TASK DETAILS
The data below needs to be returned exactly, line for line.

(Rows from a figure dataset)
- - - - -
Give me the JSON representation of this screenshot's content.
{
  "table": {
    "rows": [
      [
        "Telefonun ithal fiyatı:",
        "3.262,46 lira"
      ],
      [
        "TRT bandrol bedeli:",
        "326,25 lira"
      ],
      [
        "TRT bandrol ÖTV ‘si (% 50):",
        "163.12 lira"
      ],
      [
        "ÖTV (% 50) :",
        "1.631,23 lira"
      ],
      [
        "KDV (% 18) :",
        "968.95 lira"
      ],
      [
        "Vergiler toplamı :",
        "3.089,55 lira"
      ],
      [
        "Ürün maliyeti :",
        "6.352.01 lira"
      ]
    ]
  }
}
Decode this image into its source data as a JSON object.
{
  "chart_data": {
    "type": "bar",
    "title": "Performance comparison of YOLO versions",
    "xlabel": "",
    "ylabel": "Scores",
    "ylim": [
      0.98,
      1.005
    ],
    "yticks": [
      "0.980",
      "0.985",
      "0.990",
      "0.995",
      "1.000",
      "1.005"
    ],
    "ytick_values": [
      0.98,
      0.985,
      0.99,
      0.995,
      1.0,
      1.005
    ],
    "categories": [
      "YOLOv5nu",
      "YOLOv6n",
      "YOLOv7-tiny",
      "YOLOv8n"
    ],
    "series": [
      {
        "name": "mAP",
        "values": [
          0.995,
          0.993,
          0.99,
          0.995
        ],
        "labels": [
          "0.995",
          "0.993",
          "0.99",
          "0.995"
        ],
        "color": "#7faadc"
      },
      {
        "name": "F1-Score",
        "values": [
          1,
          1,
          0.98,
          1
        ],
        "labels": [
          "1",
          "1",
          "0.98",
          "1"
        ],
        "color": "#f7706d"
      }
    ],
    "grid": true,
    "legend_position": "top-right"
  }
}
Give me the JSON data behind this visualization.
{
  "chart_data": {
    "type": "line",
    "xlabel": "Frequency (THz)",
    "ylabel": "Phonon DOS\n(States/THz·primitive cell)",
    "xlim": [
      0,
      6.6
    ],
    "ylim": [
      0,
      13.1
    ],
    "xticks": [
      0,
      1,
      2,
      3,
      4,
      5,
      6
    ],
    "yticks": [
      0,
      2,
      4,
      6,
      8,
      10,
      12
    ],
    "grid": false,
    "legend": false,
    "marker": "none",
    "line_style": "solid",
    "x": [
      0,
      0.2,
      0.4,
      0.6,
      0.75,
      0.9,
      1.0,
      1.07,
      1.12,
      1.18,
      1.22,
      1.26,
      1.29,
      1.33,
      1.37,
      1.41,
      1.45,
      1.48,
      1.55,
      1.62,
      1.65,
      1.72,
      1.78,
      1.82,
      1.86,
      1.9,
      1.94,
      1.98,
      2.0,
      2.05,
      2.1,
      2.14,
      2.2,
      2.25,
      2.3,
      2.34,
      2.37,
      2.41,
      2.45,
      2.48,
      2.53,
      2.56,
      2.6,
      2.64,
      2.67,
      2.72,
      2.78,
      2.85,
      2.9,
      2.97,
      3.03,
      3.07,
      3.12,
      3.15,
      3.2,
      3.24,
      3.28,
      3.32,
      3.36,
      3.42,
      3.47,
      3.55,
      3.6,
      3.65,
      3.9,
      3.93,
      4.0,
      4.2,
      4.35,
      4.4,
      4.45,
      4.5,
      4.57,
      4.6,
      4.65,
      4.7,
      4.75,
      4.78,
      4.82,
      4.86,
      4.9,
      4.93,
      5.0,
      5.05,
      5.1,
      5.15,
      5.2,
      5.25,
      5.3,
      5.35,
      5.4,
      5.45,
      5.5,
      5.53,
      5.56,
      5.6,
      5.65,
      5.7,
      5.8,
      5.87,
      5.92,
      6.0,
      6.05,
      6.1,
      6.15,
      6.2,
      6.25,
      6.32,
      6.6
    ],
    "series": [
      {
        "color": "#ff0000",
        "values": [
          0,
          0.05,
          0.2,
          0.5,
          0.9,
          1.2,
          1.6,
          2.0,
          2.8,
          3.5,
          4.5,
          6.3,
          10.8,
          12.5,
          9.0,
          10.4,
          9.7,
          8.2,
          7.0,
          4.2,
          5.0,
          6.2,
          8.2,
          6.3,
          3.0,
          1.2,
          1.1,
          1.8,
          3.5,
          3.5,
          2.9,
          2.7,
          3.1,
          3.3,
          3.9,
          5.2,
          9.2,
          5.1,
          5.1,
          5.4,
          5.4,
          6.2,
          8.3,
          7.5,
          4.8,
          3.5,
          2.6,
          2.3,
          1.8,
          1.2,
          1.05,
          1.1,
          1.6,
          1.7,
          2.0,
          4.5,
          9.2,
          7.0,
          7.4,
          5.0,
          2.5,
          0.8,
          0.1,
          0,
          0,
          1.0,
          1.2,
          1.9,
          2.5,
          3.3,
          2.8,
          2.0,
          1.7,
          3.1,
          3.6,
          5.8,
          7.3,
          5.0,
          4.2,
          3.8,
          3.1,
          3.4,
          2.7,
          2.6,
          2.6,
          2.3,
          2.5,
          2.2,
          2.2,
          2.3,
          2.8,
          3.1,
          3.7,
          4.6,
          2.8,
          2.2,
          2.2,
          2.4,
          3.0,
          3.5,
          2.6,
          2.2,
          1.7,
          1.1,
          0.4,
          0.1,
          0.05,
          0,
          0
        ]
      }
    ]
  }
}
- - - - -
WRITTEN RESPONSE
Give me the JSON representation of this screenshot's content.
{
  "table": {
    "rows": [
      [
        "Telefonun ithal fiyatı:",
        "3.262,46 lira"
      ],
      [
        "TRT bandrol bedeli:",
        "326,25 lira"
      ],
      [
        "TRT bandrol ÖTV ‘si (% 50):",
        "163.12 lira"
      ],
      [
        "ÖTV (% 50) :",
        "1.631,23 lira"
      ],
      [
        "KDV (% 18) :",
        "968.95 lira"
      ],
      [
        "Vergiler toplamı :",
        "3.089,55 lira"
      ],
      [
        "Ürün maliyeti :",
        "6.352.01 lira"
      ]
    ]
  }
}
Decode this image into its source data as a JSON object.
{
  "chart_data": {
    "type": "bar",
    "title": "Performance comparison of YOLO versions",
    "xlabel": "",
    "ylabel": "Scores",
    "ylim": [
      0.98,
      1.005
    ],
    "yticks": [
      "0.980",
      "0.985",
      "0.990",
      "0.995",
      "1.000",
      "1.005"
    ],
    "ytick_values": [
      0.98,
      0.985,
      0.99,
      0.995,
      1.0,
      1.005
    ],
    "categories": [
      "YOLOv5nu",
      "YOLOv6n",
      "YOLOv7-tiny",
      "YOLOv8n"
    ],
    "series": [
      {
        "name": "mAP",
        "values": [
          0.995,
          0.993,
          0.99,
          0.995
        ],
        "labels": [
          "0.995",
          "0.993",
          "0.99",
          "0.995"
        ],
        "color": "#7faadc"
      },
      {
        "name": "F1-Score",
        "values": [
          1,
          1,
          0.98,
          1
        ],
        "labels": [
          "1",
          "1",
          "0.98",
          "1"
        ],
        "color": "#f7706d"
      }
    ],
    "grid": true,
    "legend_position": "top-right"
  }
}
Give me the JSON data behind this visualization.
{
  "chart_data": {
    "type": "line",
    "xlabel": "Frequency (THz)",
    "ylabel": "Phonon DOS\n(States/THz·primitive cell)",
    "xlim": [
      0,
      6.6
    ],
    "ylim": [
      0,
      13.1
    ],
    "xticks": [
      0,
      1,
      2,
      3,
      4,
      5,
      6
    ],
    "yticks": [
      0,
      2,
      4,
      6,
      8,
      10,
      12
    ],
    "grid": false,
    "legend": false,
    "marker": "none",
    "line_style": "solid",
    "x": [
      0,
      0.2,
      0.4,
      0.6,
      0.75,
      0.9,
      1.0,
      1.07,
      1.12,
      1.18,
      1.22,
      1.26,
      1.29,
      1.33,
      1.37,
      1.41,
      1.45,
      1.48,
      1.55,
      1.62,
      1.65,
      1.72,
      1.78,
      1.82,
      1.86,
      1.9,
      1.94,
      1.98,
      2.0,
      2.05,
      2.1,
      2.14,
      2.2,
      2.25,
      2.3,
      2.34,
      2.37,
      2.41,
      2.45,
      2.48,
      2.53,
      2.56,
      2.6,
      2.64,
      2.67,
      2.72,
      2.78,
      2.85,
      2.9,
      2.97,
      3.03,
      3.07,
      3.12,
      3.15,
      3.2,
      3.24,
      3.28,
      3.32,
      3.36,
      3.42,
      3.47,
      3.55,
      3.6,
      3.65,
      3.9,
      3.93,
      4.0,
      4.2,
      4.35,
      4.4,
      4.45,
      4.5,
      4.57,
      4.6,
      4.65,
      4.7,
      4.75,
      4.78,
      4.82,
      4.86,
      4.9,
      4.93,
      5.0,
      5.05,
      5.1,
      5.15,
      5.2,
      5.25,
      5.3,
      5.35,
      5.4,
      5.45,
      5.5,
      5.53,
      5.56,
      5.6,
      5.65,
      5.7,
      5.8,
      5.87,
      5.92,
      6.0,
      6.05,
      6.1,
      6.15,
      6.2,
      6.25,
      6.32,
      6.6
    ],
    "series": [
      {
        "color": "#ff0000",
        "values": [
          0,
          0.05,
          0.2,
          0.5,
          0.9,
          1.2,
          1.6,
          2.0,
          2.8,
          3.5,
          4.5,
          6.3,
          10.8,
          12.5,
          9.0,
          10.4,
          9.7,
          8.2,
          7.0,
          4.2,
          5.0,
          6.2,
          8.2,
          6.3,
          3.0,
          1.2,
          1.1,
          1.8,
          3.5,
          3.5,
          2.9,
          2.7,
          3.1,
          3.3,
          3.9,
          5.2,
          9.2,
          5.1,
          5.1,
          5.4,
          5.4,
          6.2,
          8.3,
          7.5,
          4.8,
          3.5,
          2.6,
          2.3,
          1.8,
          1.2,
          1.05,
          1.1,
          1.6,
          1.7,
          2.0,
          4.5,
          9.2,
          7.0,
          7.4,
          5.0,
          2.5,
          0.8,
          0.1,
          0,
          0,
          1.0,
          1.2,
          1.9,
          2.5,
          3.3,
          2.8,
          2.0,
          1.7,
          3.1,
          3.6,
          5.8,
          7.3,
          5.0,
          4.2,
          3.8,
          3.1,
          3.4,
          2.7,
          2.6,
          2.6,
          2.3,
          2.5,
          2.2,
          2.2,
          2.3,
          2.8,
          3.1,
          3.7,
          4.6,
          2.8,
          2.2,
          2.2,
          2.4,
          3.0,
          3.5,
          2.6,
          2.2,
          1.7,
          1.1,
          0.4,
          0.1,
          0.05,
          0,
          0
        ]
      }
    ]
  }
}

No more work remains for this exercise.